• **What you need to do**
[a] List each distinct username in the forum thread about snow in Cripple Creek whose heading carries a date in 2008.
[b] In the forum thread about snow in Cripple Creek, how much did TL697 pay for the Northman 8' plow with wings?

• **Text extract**
'''

# 12-8-08 8"-10" in Cripple Creek, CO



## TL697 (Jan 19, 2008)

Sorry, only had my cell phone...


----------



## tls22 (Sep 30, 2007)

Nice pictures, yet another place with more snow then me!:crying:


----------



## stroker79 (Dec 2, 2006)

looks good!


----------



## TEX (Nov 24, 2003)

nice truck and thanks for the pics. you for sure have enough light.


----------



## Plow Chaser (Oct 30, 2003)

Great pics! My wife and I want to move to Colorado so bad!!!


----------



## plowindiesel (Feb 20, 2008)

how do you like that plow on your dodge?


----------



## TL697 (Jan 19, 2008)

plowindiesel;668808 said:


> how do you like that plow on your dodge?


It works fine... I have set of pro wings that I use as well...

I would really like a V-plow, but I couldn't pass on the deal...

I got my Northman 8' w/ wings for $2500... used once...


----------



## Snowplow71 (Feb 12, 2008)

I see you have wings for it but did you take them off for this snow?? Looks like that truck could plow a 9.5 blade. Maybe theres to much snow and I can't see them! payup


----------



## snow tender (Nov 30, 2008)

Must be nice to get snow. How do you get your truck light on with your plow lights. Have the same truck with a boss 8-2 V and have to switch for truck or plow. just curious?


----------



## TL697 (Jan 19, 2008)

Snowplow71;668876 said:


> I see you have wings for it but did you take them off for this snow?? Looks like that truck could plow a 9.5 blade. Maybe theres to much snow and I can't see them! payup


Actually, I had them off for doing my drive, and didn't feel like getting out in the cold to put them back on... I put them back on about 15 min after the pictures to do a small residential lot with parking on both sides... I carried and stacked alot of snow lat night... Wings make a huge difference


----------



## Johnnay Boy91 (Aug 21, 2008)

'''

• **Entries**
'''

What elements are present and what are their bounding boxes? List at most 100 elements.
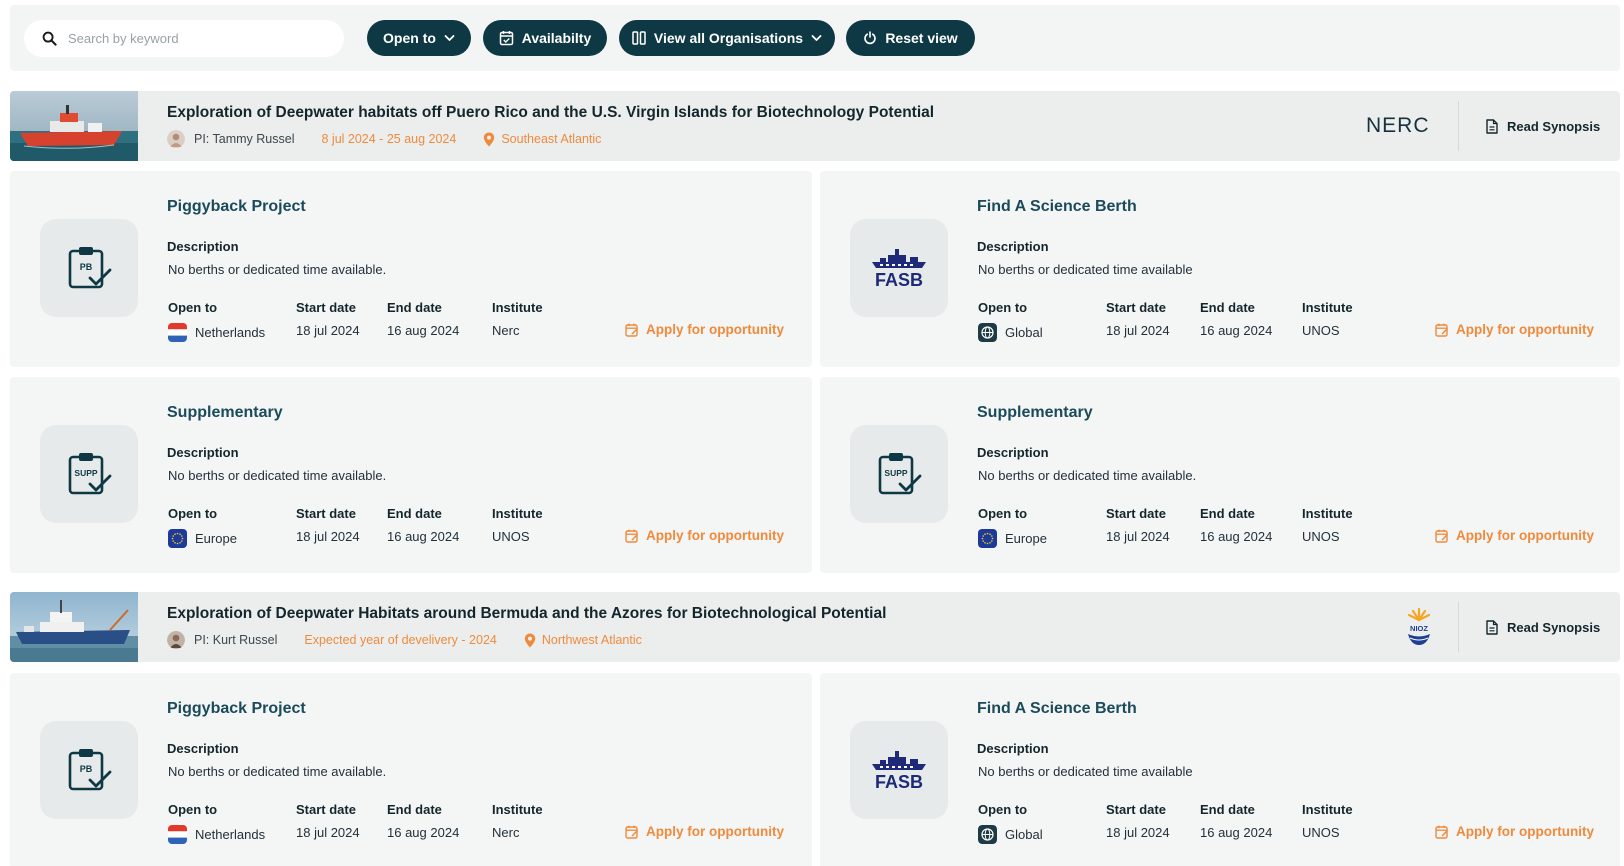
open-to-label: Open to: [168, 802, 218, 817]
calendar-edit-icon: [1435, 529, 1449, 543]
read-synopsis-button[interactable]: Read Synopsis: [1486, 592, 1600, 662]
open-to-value: Global: [978, 323, 1043, 342]
end-date-value: 16 aug 2024: [1200, 323, 1273, 338]
icon-text: PB: [80, 764, 93, 774]
calendar-check-icon: [499, 31, 513, 46]
ship-photo: [10, 592, 138, 662]
availability-button[interactable]: Availabilty: [483, 20, 607, 56]
institute-value: UNOS: [1302, 529, 1340, 544]
organisations-label: View all Organisations: [653, 30, 804, 46]
end-date-label: End date: [1200, 300, 1255, 315]
apply-button[interactable]: Apply for opportunity: [1435, 322, 1594, 337]
apply-label: Apply for opportunity: [646, 824, 784, 839]
open-to-text: Global: [1005, 325, 1043, 340]
end-date-label: End date: [1200, 506, 1255, 521]
institute-label: Institute: [492, 506, 543, 521]
calendar-edit-icon: [625, 323, 639, 337]
reset-view-button[interactable]: Reset view: [846, 20, 975, 56]
institute-value: Nerc: [492, 825, 520, 840]
opportunity-card: FASB Find A Science Berth Description No…: [820, 673, 1620, 866]
apply-button[interactable]: Apply for opportunity: [1435, 528, 1594, 543]
open-to-label: Open to: [168, 300, 218, 315]
start-date-label: Start date: [1106, 300, 1166, 315]
project-header: Exploration of Deepwater Habitats around…: [10, 592, 1620, 662]
header-divider: [1458, 101, 1459, 151]
opportunity-card: SUPP Supplementary Description No berths…: [820, 377, 1620, 573]
description-text: No berths or dedicated time available.: [168, 764, 387, 779]
description-label: Description: [167, 445, 239, 460]
apply-label: Apply for opportunity: [1456, 824, 1594, 839]
opportunity-title[interactable]: Supplementary: [977, 404, 1093, 422]
open-to-text: Europe: [195, 531, 237, 546]
institute-value: UNOS: [1302, 323, 1340, 338]
apply-label: Apply for opportunity: [1456, 322, 1594, 337]
document-icon: [1486, 118, 1498, 134]
open-to-value: Netherlands: [168, 323, 265, 342]
opportunity-title[interactable]: Find A Science Berth: [977, 198, 1137, 216]
icon-text: FASB: [875, 772, 923, 790]
institute-value: UNOS: [492, 529, 530, 544]
start-date-value: 18 jul 2024: [1106, 529, 1170, 544]
project-dates: 8 jul 2024 - 25 aug 2024: [321, 132, 457, 146]
opportunity-title[interactable]: Piggyback Project: [167, 700, 306, 718]
description-text: No berths or dedicated time available: [978, 262, 1193, 277]
project-title[interactable]: Exploration of Deepwater Habitats around…: [167, 605, 886, 623]
open-to-value: Netherlands: [168, 825, 265, 844]
opportunity-title[interactable]: Supplementary: [167, 404, 283, 422]
apply-button[interactable]: Apply for opportunity: [625, 528, 784, 543]
icon-text: SUPP: [74, 468, 97, 478]
opportunity-card: PB Piggyback Project Description No bert…: [10, 673, 812, 866]
start-date-label: Start date: [1106, 802, 1166, 817]
open-to-value: Europe: [168, 529, 237, 548]
organisations-dropdown[interactable]: View all Organisations: [619, 20, 835, 56]
opportunity-title[interactable]: Piggyback Project: [167, 198, 306, 216]
apply-button[interactable]: Apply for opportunity: [625, 322, 784, 337]
start-date-label: Start date: [296, 300, 356, 315]
institute-value: UNOS: [1302, 825, 1340, 840]
nioz-logo: NIOZ: [1405, 592, 1433, 662]
apply-button[interactable]: Apply for opportunity: [625, 824, 784, 839]
apply-label: Apply for opportunity: [1456, 528, 1594, 543]
read-synopsis-button[interactable]: Read Synopsis: [1486, 91, 1600, 161]
org-logo-text: NIOZ: [1410, 624, 1428, 633]
ship-photo: [10, 91, 138, 161]
project-dates: Expected year of develivery - 2024: [304, 633, 497, 647]
start-date-label: Start date: [296, 802, 356, 817]
project-header: Exploration of Deepwater habitats off Pu…: [10, 91, 1620, 161]
institute-value: Nerc: [492, 323, 520, 338]
project-location: Southeast Atlantic: [483, 132, 601, 147]
reset-view-label: Reset view: [885, 30, 958, 46]
open-to-dropdown[interactable]: Open to: [367, 20, 471, 56]
description-label: Description: [977, 239, 1049, 254]
search-input[interactable]: [68, 20, 328, 57]
end-date-value: 16 aug 2024: [1200, 529, 1273, 544]
project-title[interactable]: Exploration of Deepwater habitats off Pu…: [167, 104, 934, 122]
clipboard-supp-icon: SUPP: [40, 425, 138, 523]
institute-label: Institute: [492, 300, 543, 315]
apply-label: Apply for opportunity: [646, 528, 784, 543]
description-label: Description: [167, 741, 239, 756]
description-label: Description: [167, 239, 239, 254]
globe-icon: [978, 825, 997, 844]
start-date-value: 18 jul 2024: [1106, 825, 1170, 840]
description-text: No berths or dedicated time available.: [168, 468, 387, 483]
end-date-label: End date: [387, 802, 442, 817]
end-date-value: 16 aug 2024: [387, 529, 460, 544]
opportunity-title[interactable]: Find A Science Berth: [977, 700, 1137, 718]
icon-text: PB: [80, 262, 93, 272]
document-icon: [1486, 619, 1498, 635]
apply-button[interactable]: Apply for opportunity: [1435, 824, 1594, 839]
end-date-value: 16 aug 2024: [387, 323, 460, 338]
description-text: No berths or dedicated time available.: [978, 468, 1197, 483]
principal-investigator: PI: Tammy Russel: [194, 132, 295, 146]
end-date-label: End date: [1200, 802, 1255, 817]
description-text: No berths or dedicated time available: [978, 764, 1193, 779]
read-synopsis-label: Read Synopsis: [1507, 118, 1601, 134]
chevron-down-icon: [811, 35, 822, 41]
search-box[interactable]: [24, 20, 344, 57]
calendar-edit-icon: [625, 825, 639, 839]
location-pin-icon: [484, 132, 495, 146]
description-text: No berths or dedicated time available.: [168, 262, 387, 277]
header-divider: [1458, 602, 1459, 652]
opportunity-card: PB Piggyback Project Description No bert…: [10, 171, 812, 367]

'''

• **Answers to the tasks**
[a] TL697, plowindiesel, Snowplow71, snow tender, Johnnay Boy91

[b] $2500